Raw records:
□ □ □

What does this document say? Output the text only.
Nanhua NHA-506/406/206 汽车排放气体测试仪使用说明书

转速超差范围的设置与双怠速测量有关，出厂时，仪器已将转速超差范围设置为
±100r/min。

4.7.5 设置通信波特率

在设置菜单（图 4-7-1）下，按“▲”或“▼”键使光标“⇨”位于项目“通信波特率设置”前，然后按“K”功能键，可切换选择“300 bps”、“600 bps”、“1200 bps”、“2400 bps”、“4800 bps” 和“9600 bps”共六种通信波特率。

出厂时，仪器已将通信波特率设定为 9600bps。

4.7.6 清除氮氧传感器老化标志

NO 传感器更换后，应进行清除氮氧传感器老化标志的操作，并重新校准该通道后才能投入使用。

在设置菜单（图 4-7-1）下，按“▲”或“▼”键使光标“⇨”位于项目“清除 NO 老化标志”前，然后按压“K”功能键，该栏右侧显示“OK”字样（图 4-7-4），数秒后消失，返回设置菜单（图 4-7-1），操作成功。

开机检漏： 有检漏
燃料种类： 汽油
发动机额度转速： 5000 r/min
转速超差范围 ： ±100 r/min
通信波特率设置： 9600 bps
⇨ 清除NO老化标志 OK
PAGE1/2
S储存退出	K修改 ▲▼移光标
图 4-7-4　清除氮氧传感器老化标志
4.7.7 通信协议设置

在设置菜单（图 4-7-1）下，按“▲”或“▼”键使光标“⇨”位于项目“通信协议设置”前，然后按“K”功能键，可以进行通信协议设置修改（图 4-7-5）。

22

□ □ □

EXERCISE BRIEF: Restate each of the entries above verbatim.

PROBLEM SOLUTION:
What does this document say? Output the text only.
Nanhua NHA-506/406/206 汽车排放气体测试仪使用说明书

转速超差范围的设置与双怠速测量有关，出厂时，仪器已将转速超差范围设置为
±100r/min。

4.7.5 设置通信波特率

在设置菜单（图 4-7-1）下，按“▲”或“▼”键使光标“⇨”位于项目“通信波特率设置”前，然后按“K”功能键，可切换选择“300 bps”、“600 bps”、“1200 bps”、“2400 bps”、“4800 bps” 和“9600 bps”共六种通信波特率。

出厂时，仪器已将通信波特率设定为 9600bps。

4.7.6 清除氮氧传感器老化标志

NO 传感器更换后，应进行清除氮氧传感器老化标志的操作，并重新校准该通道后才能投入使用。

在设置菜单（图 4-7-1）下，按“▲”或“▼”键使光标“⇨”位于项目“清除 NO 老化标志”前，然后按压“K”功能键，该栏右侧显示“OK”字样（图 4-7-4），数秒后消失，返回设置菜单（图 4-7-1），操作成功。

开机检漏： 有检漏
燃料种类： 汽油
发动机额度转速： 5000 r/min
转速超差范围 ： ±100 r/min
通信波特率设置： 9600 bps
⇨ 清除NO老化标志 OK
PAGE1/2
S储存退出	K修改 ▲▼移光标
图 4-7-4　清除氮氧传感器老化标志
4.7.7 通信协议设置

在设置菜单（图 4-7-1）下，按“▲”或“▼”键使光标“⇨”位于项目“通信协议设置”前，然后按“K”功能键，可以进行通信协议设置修改（图 4-7-5）。

22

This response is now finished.